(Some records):
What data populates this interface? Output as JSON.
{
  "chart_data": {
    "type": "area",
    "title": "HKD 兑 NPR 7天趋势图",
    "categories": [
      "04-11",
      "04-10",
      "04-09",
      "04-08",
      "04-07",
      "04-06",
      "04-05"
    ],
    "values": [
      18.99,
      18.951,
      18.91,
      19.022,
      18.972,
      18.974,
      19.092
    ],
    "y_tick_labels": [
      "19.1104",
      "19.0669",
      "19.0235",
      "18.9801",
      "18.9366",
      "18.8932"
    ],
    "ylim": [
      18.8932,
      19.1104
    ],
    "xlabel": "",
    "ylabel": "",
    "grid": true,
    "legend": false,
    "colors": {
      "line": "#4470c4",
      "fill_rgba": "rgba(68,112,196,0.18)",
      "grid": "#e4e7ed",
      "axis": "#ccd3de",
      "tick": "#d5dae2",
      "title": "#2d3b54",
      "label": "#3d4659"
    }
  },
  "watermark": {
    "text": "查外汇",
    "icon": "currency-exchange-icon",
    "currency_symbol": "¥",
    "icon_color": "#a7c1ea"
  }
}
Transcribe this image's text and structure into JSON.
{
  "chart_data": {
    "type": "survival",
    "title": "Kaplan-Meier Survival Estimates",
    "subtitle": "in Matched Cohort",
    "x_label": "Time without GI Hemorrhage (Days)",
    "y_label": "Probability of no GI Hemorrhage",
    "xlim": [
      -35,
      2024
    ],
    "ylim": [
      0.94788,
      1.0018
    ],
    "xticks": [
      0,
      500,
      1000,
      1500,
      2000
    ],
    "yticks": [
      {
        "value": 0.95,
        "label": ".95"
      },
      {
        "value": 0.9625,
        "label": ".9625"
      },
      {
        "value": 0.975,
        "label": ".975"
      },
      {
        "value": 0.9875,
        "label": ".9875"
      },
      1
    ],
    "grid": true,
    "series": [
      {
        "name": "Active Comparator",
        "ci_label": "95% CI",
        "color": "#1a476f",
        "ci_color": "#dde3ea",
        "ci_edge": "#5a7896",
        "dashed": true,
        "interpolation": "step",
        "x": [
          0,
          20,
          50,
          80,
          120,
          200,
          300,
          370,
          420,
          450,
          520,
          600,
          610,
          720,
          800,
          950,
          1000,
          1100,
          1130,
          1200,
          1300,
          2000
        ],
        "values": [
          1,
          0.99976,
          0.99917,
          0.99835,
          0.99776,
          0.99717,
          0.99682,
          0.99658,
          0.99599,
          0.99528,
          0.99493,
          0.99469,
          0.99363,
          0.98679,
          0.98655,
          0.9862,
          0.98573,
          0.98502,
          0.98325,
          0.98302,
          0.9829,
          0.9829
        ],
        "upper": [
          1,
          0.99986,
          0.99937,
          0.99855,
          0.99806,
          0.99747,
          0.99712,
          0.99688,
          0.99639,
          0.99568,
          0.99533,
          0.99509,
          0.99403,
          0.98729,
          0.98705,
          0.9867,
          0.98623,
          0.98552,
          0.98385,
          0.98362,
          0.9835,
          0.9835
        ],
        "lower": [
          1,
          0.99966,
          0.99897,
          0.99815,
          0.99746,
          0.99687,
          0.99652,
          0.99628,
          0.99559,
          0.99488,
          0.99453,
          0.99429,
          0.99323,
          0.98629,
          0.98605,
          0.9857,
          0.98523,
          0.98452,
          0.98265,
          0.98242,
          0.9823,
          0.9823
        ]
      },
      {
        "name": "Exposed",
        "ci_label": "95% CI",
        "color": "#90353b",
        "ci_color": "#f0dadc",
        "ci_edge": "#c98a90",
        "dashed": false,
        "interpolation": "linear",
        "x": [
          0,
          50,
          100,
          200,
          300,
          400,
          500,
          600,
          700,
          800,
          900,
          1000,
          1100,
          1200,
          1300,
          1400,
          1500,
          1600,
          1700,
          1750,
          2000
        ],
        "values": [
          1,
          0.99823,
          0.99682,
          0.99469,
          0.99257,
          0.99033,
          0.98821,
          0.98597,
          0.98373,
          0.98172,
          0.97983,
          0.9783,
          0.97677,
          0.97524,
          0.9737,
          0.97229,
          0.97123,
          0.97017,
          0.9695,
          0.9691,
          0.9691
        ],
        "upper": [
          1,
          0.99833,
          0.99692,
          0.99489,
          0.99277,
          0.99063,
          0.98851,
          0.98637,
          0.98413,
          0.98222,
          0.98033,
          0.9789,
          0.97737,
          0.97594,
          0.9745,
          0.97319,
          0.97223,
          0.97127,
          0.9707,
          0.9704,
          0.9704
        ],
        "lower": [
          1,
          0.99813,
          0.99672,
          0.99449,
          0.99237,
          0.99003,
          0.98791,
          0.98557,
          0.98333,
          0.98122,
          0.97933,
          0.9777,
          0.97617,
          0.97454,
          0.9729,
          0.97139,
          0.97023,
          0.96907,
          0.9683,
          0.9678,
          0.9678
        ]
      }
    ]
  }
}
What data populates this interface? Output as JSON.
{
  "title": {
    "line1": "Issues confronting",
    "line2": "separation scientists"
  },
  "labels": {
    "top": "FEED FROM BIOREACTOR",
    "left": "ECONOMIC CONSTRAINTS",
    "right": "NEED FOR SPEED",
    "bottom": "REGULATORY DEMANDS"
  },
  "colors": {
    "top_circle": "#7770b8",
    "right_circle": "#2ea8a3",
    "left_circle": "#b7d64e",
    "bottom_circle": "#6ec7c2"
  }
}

(PROBLEM DESCRIPTION): Please reproduce every line of the material word for word.

(TASK RESULT):
What data populates this interface? Output as JSON.
{
  "chart_data": {
    "type": "area",
    "title": "HKD 兑 NPR 7天趋势图",
    "categories": [
      "04-11",
      "04-10",
      "04-09",
      "04-08",
      "04-07",
      "04-06",
      "04-05"
    ],
    "values": [
      18.99,
      18.951,
      18.91,
      19.022,
      18.972,
      18.974,
      19.092
    ],
    "y_tick_labels": [
      "19.1104",
      "19.0669",
      "19.0235",
      "18.9801",
      "18.9366",
      "18.8932"
    ],
    "ylim": [
      18.8932,
      19.1104
    ],
    "xlabel": "",
    "ylabel": "",
    "grid": true,
    "legend": false,
    "colors": {
      "line": "#4470c4",
      "fill_rgba": "rgba(68,112,196,0.18)",
      "grid": "#e4e7ed",
      "axis": "#ccd3de",
      "tick": "#d5dae2",
      "title": "#2d3b54",
      "label": "#3d4659"
    }
  },
  "watermark": {
    "text": "查外汇",
    "icon": "currency-exchange-icon",
    "currency_symbol": "¥",
    "icon_color": "#a7c1ea"
  }
}
Transcribe this image's text and structure into JSON.
{
  "chart_data": {
    "type": "survival",
    "title": "Kaplan-Meier Survival Estimates",
    "subtitle": "in Matched Cohort",
    "x_label": "Time without GI Hemorrhage (Days)",
    "y_label": "Probability of no GI Hemorrhage",
    "xlim": [
      -35,
      2024
    ],
    "ylim": [
      0.94788,
      1.0018
    ],
    "xticks": [
      0,
      500,
      1000,
      1500,
      2000
    ],
    "yticks": [
      {
        "value": 0.95,
        "label": ".95"
      },
      {
        "value": 0.9625,
        "label": ".9625"
      },
      {
        "value": 0.975,
        "label": ".975"
      },
      {
        "value": 0.9875,
        "label": ".9875"
      },
      1
    ],
    "grid": true,
    "series": [
      {
        "name": "Active Comparator",
        "ci_label": "95% CI",
        "color": "#1a476f",
        "ci_color": "#dde3ea",
        "ci_edge": "#5a7896",
        "dashed": true,
        "interpolation": "step",
        "x": [
          0,
          20,
          50,
          80,
          120,
          200,
          300,
          370,
          420,
          450,
          520,
          600,
          610,
          720,
          800,
          950,
          1000,
          1100,
          1130,
          1200,
          1300,
          2000
        ],
        "values": [
          1,
          0.99976,
          0.99917,
          0.99835,
          0.99776,
          0.99717,
          0.99682,
          0.99658,
          0.99599,
          0.99528,
          0.99493,
          0.99469,
          0.99363,
          0.98679,
          0.98655,
          0.9862,
          0.98573,
          0.98502,
          0.98325,
          0.98302,
          0.9829,
          0.9829
        ],
        "upper": [
          1,
          0.99986,
          0.99937,
          0.99855,
          0.99806,
          0.99747,
          0.99712,
          0.99688,
          0.99639,
          0.99568,
          0.99533,
          0.99509,
          0.99403,
          0.98729,
          0.98705,
          0.9867,
          0.98623,
          0.98552,
          0.98385,
          0.98362,
          0.9835,
          0.9835
        ],
        "lower": [
          1,
          0.99966,
          0.99897,
          0.99815,
          0.99746,
          0.99687,
          0.99652,
          0.99628,
          0.99559,
          0.99488,
          0.99453,
          0.99429,
          0.99323,
          0.98629,
          0.98605,
          0.9857,
          0.98523,
          0.98452,
          0.98265,
          0.98242,
          0.9823,
          0.9823
        ]
      },
      {
        "name": "Exposed",
        "ci_label": "95% CI",
        "color": "#90353b",
        "ci_color": "#f0dadc",
        "ci_edge": "#c98a90",
        "dashed": false,
        "interpolation": "linear",
        "x": [
          0,
          50,
          100,
          200,
          300,
          400,
          500,
          600,
          700,
          800,
          900,
          1000,
          1100,
          1200,
          1300,
          1400,
          1500,
          1600,
          1700,
          1750,
          2000
        ],
        "values": [
          1,
          0.99823,
          0.99682,
          0.99469,
          0.99257,
          0.99033,
          0.98821,
          0.98597,
          0.98373,
          0.98172,
          0.97983,
          0.9783,
          0.97677,
          0.97524,
          0.9737,
          0.97229,
          0.97123,
          0.97017,
          0.9695,
          0.9691,
          0.9691
        ],
        "upper": [
          1,
          0.99833,
          0.99692,
          0.99489,
          0.99277,
          0.99063,
          0.98851,
          0.98637,
          0.98413,
          0.98222,
          0.98033,
          0.9789,
          0.97737,
          0.97594,
          0.9745,
          0.97319,
          0.97223,
          0.97127,
          0.9707,
          0.9704,
          0.9704
        ],
        "lower": [
          1,
          0.99813,
          0.99672,
          0.99449,
          0.99237,
          0.99003,
          0.98791,
          0.98557,
          0.98333,
          0.98122,
          0.97933,
          0.9777,
          0.97617,
          0.97454,
          0.9729,
          0.97139,
          0.97023,
          0.96907,
          0.9683,
          0.9678,
          0.9678
        ]
      }
    ]
  }
}
What data populates this interface? Output as JSON.
{
  "title": {
    "line1": "Issues confronting",
    "line2": "separation scientists"
  },
  "labels": {
    "top": "FEED FROM BIOREACTOR",
    "left": "ECONOMIC CONSTRAINTS",
    "right": "NEED FOR SPEED",
    "bottom": "REGULATORY DEMANDS"
  },
  "colors": {
    "top_circle": "#7770b8",
    "right_circle": "#2ea8a3",
    "left_circle": "#b7d64e",
    "bottom_circle": "#6ec7c2"
  }
}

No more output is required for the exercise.